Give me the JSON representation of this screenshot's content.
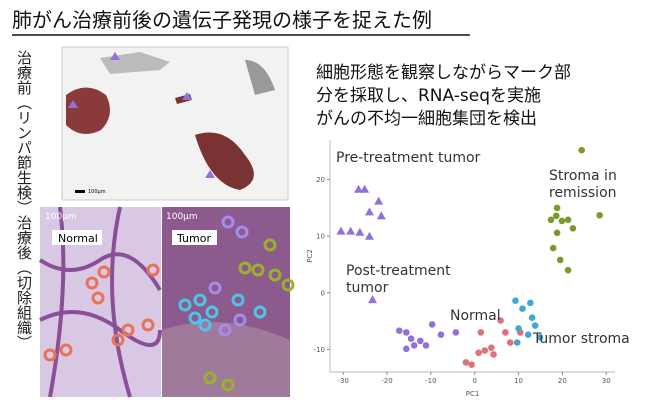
{
  "title": "肺がん治療前後の遺伝子発現の様子を捉えた例",
  "side_labels": [
    "治療前（リンパ節生検）",
    "治療後（切除組織）"
  ],
  "images": {
    "top_scale": "100μm",
    "normal_label": "Normal",
    "normal_scale": "100μm",
    "tumor_label": "Tumor",
    "tumor_scale": "100μm"
  },
  "description": [
    "細胞形態を観察しながらマーク部",
    "分を採取し、RNA-seqを実施",
    "がんの不均一細胞集団を検出"
  ],
  "chart_data": {
    "type": "scatter",
    "x_label": "PC1",
    "y_label": "PC2",
    "xlim": [
      -33,
      32
    ],
    "ylim": [
      -14,
      27
    ],
    "xticks": [
      -30,
      -20,
      -10,
      0,
      10,
      20,
      30
    ],
    "yticks": [
      -10,
      0,
      10,
      20
    ],
    "annotations": [
      [
        "Pre-treatment tumor"
      ],
      [
        "Stroma in",
        "remission"
      ],
      [
        "Post-treatment",
        "tumor"
      ],
      [
        "Normal"
      ],
      [
        "Tumor stroma"
      ]
    ],
    "series": [
      {
        "color": "#9370db",
        "marker": "triangle",
        "x": [
          -26.5,
          -25.1,
          -24,
          -21.9,
          -21.3,
          -30.5,
          -28.3,
          -26.2,
          -24,
          -23.3
        ],
        "values": [
          18.3,
          18.3,
          14.3,
          16.2,
          13.6,
          10.9,
          10.9,
          10.7,
          10,
          -1.2
        ]
      },
      {
        "color": "#9370db",
        "marker": "circle",
        "x": [
          -17.2,
          -15.6,
          -14.5,
          -15.6,
          -13.8,
          -12.4,
          -11.1,
          -9.7,
          -7.7,
          -4.3
        ],
        "values": [
          -6.7,
          -7,
          -8.1,
          -9.9,
          -9.3,
          -8.5,
          -9.3,
          -5.6,
          -7.4,
          -7
        ]
      },
      {
        "color": "#e0707a",
        "marker": "circle",
        "x": [
          -2,
          -0.7,
          0.9,
          2.3,
          3.8,
          4.3,
          1.4,
          7,
          8.1,
          10.4,
          5.9
        ],
        "values": [
          -12.3,
          -12.7,
          -10.6,
          -10.2,
          -9.7,
          -10.9,
          -7,
          -7,
          -8.8,
          -7,
          -4.9
        ]
      },
      {
        "color": "#3fa9d4",
        "marker": "circle",
        "x": [
          9.3,
          10.9,
          12.7,
          13.1,
          13.8,
          10,
          9.7,
          14.9,
          12.2
        ],
        "values": [
          -1.4,
          -2.8,
          -1.8,
          -4.4,
          -5.8,
          -6.3,
          -8.8,
          -7.9,
          -7.4
        ]
      },
      {
        "color": "#7a9a2a",
        "marker": "circle",
        "x": [
          24.4,
          18.8,
          18.6,
          21.3,
          17.4,
          19.9,
          22.4,
          28.5,
          18.8,
          19.5,
          21.3,
          17.9
        ],
        "values": [
          25.2,
          15,
          13.6,
          12.9,
          12.9,
          12.7,
          11.4,
          13.7,
          10.6,
          5.8,
          4,
          7.9
        ]
      }
    ]
  }
}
——————————
THE TASK ▸
Each record must appear again exactly as written above, without its pictures.

RESULT OF THE TASK ▸
Give me the JSON representation of this screenshot's content.
{
  "title": "肺がん治療前後の遺伝子発現の様子を捉えた例",
  "side_labels": [
    "治療前（リンパ節生検）",
    "治療後（切除組織）"
  ],
  "images": {
    "top_scale": "100μm",
    "normal_label": "Normal",
    "normal_scale": "100μm",
    "tumor_label": "Tumor",
    "tumor_scale": "100μm"
  },
  "description": [
    "細胞形態を観察しながらマーク部",
    "分を採取し、RNA-seqを実施",
    "がんの不均一細胞集団を検出"
  ],
  "chart_data": {
    "type": "scatter",
    "x_label": "PC1",
    "y_label": "PC2",
    "xlim": [
      -33,
      32
    ],
    "ylim": [
      -14,
      27
    ],
    "xticks": [
      -30,
      -20,
      -10,
      0,
      10,
      20,
      30
    ],
    "yticks": [
      -10,
      0,
      10,
      20
    ],
    "annotations": [
      [
        "Pre-treatment tumor"
      ],
      [
        "Stroma in",
        "remission"
      ],
      [
        "Post-treatment",
        "tumor"
      ],
      [
        "Normal"
      ],
      [
        "Tumor stroma"
      ]
    ],
    "series": [
      {
        "color": "#9370db",
        "marker": "triangle",
        "x": [
          -26.5,
          -25.1,
          -24,
          -21.9,
          -21.3,
          -30.5,
          -28.3,
          -26.2,
          -24,
          -23.3
        ],
        "values": [
          18.3,
          18.3,
          14.3,
          16.2,
          13.6,
          10.9,
          10.9,
          10.7,
          10,
          -1.2
        ]
      },
      {
        "color": "#9370db",
        "marker": "circle",
        "x": [
          -17.2,
          -15.6,
          -14.5,
          -15.6,
          -13.8,
          -12.4,
          -11.1,
          -9.7,
          -7.7,
          -4.3
        ],
        "values": [
          -6.7,
          -7,
          -8.1,
          -9.9,
          -9.3,
          -8.5,
          -9.3,
          -5.6,
          -7.4,
          -7
        ]
      },
      {
        "color": "#e0707a",
        "marker": "circle",
        "x": [
          -2,
          -0.7,
          0.9,
          2.3,
          3.8,
          4.3,
          1.4,
          7,
          8.1,
          10.4,
          5.9
        ],
        "values": [
          -12.3,
          -12.7,
          -10.6,
          -10.2,
          -9.7,
          -10.9,
          -7,
          -7,
          -8.8,
          -7,
          -4.9
        ]
      },
      {
        "color": "#3fa9d4",
        "marker": "circle",
        "x": [
          9.3,
          10.9,
          12.7,
          13.1,
          13.8,
          10,
          9.7,
          14.9,
          12.2
        ],
        "values": [
          -1.4,
          -2.8,
          -1.8,
          -4.4,
          -5.8,
          -6.3,
          -8.8,
          -7.9,
          -7.4
        ]
      },
      {
        "color": "#7a9a2a",
        "marker": "circle",
        "x": [
          24.4,
          18.8,
          18.6,
          21.3,
          17.4,
          19.9,
          22.4,
          28.5,
          18.8,
          19.5,
          21.3,
          17.9
        ],
        "values": [
          25.2,
          15,
          13.6,
          12.9,
          12.9,
          12.7,
          11.4,
          13.7,
          10.6,
          5.8,
          4,
          7.9
        ]
      }
    ]
  }
}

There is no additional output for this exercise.